▶ YOUR INSTRUCTIONS
Take each line containing the word "áram" and copy it.

Stored entries
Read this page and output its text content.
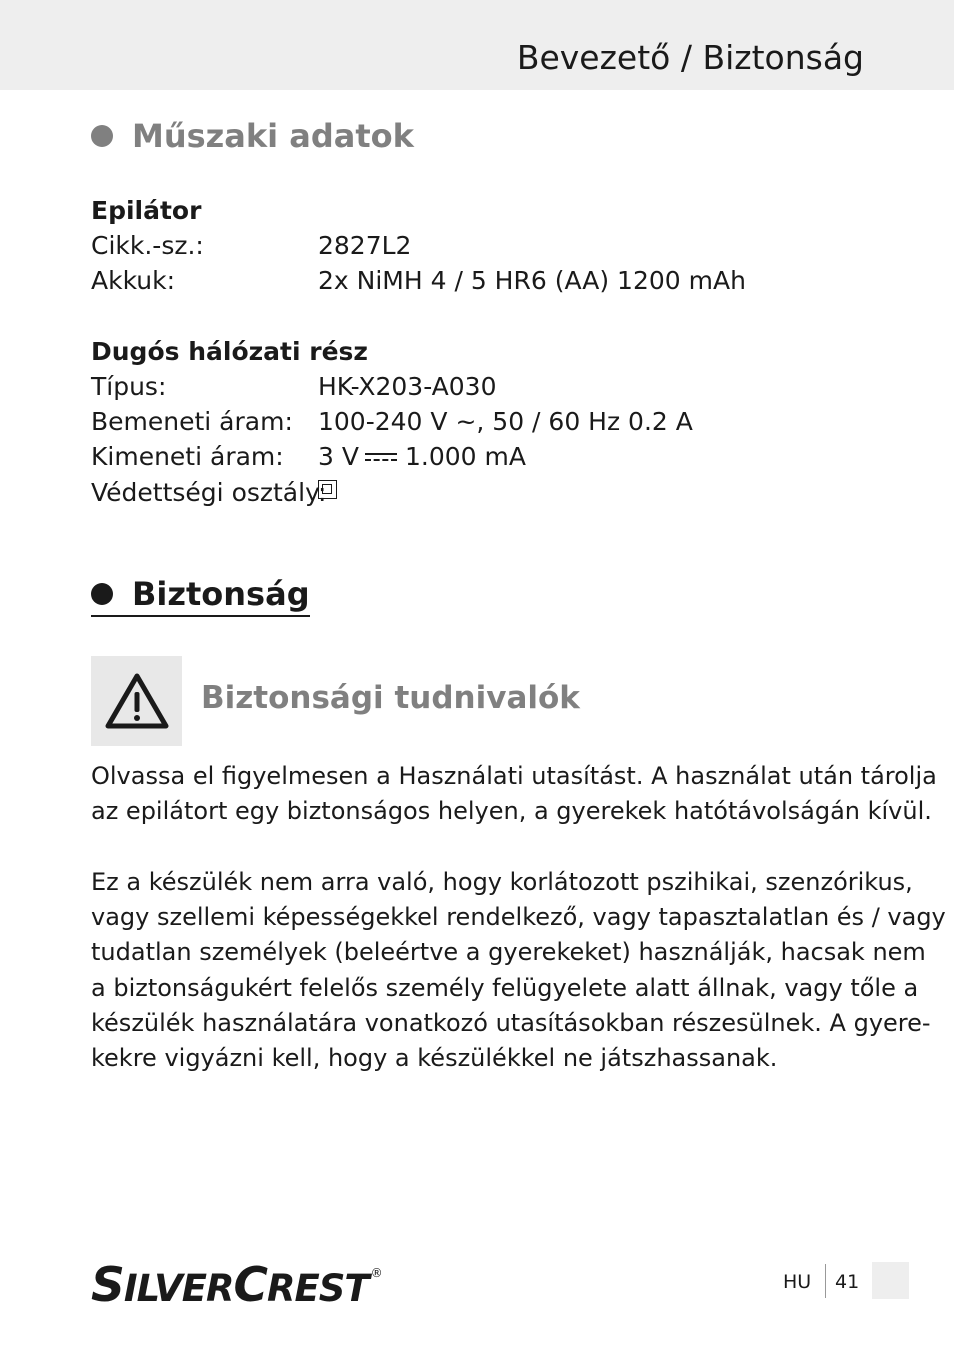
Bevezető / Biztonság
Műszaki adatok
Epilátor
Cikk.-sz.:	2827L2
Akkuk:	2x NiMH 4 / 5 HR6 (AA) 1200 mAh
Dugós hálózati rész
Típus:	HK-X203-A030
Bemeneti áram: 100-240 V ~, 50 / 60 Hz 0.2 A
Kimeneti áram: 3 V 1.000 mA
Védettségi osztály:
Biztonság
Biztonsági tudnivalók
Olvassa el figyelmesen a Használati utasítást. A használat után tárolja
az epilátort egy biztonságos helyen, a gyerekek hatótávolságán kívül.
Ez a készülék nem arra való, hogy korlátozott pszihikai, szenzórikus,
vagy szellemi képességekkel rendelkező, vagy tapasztalatlan és / vagy
tudatlan személyek (beleértve a gyerekeket) használják, hacsak nem
a biztonságukért felelős személy felügyelete alatt állnak, vagy tőle a
készülék használatára vonatkozó utasításokban részesülnek. A gyere-
kekre vigyázni kell, hogy a készülékkel ne játszhassanak.
SILVERCREST ®	HU 41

▶ WRITTEN SOLUTION
Bemeneti áram: 100-240 V ~, 50 / 60 Hz 0.2 A
Kimeneti áram: 3 V 1.000 mA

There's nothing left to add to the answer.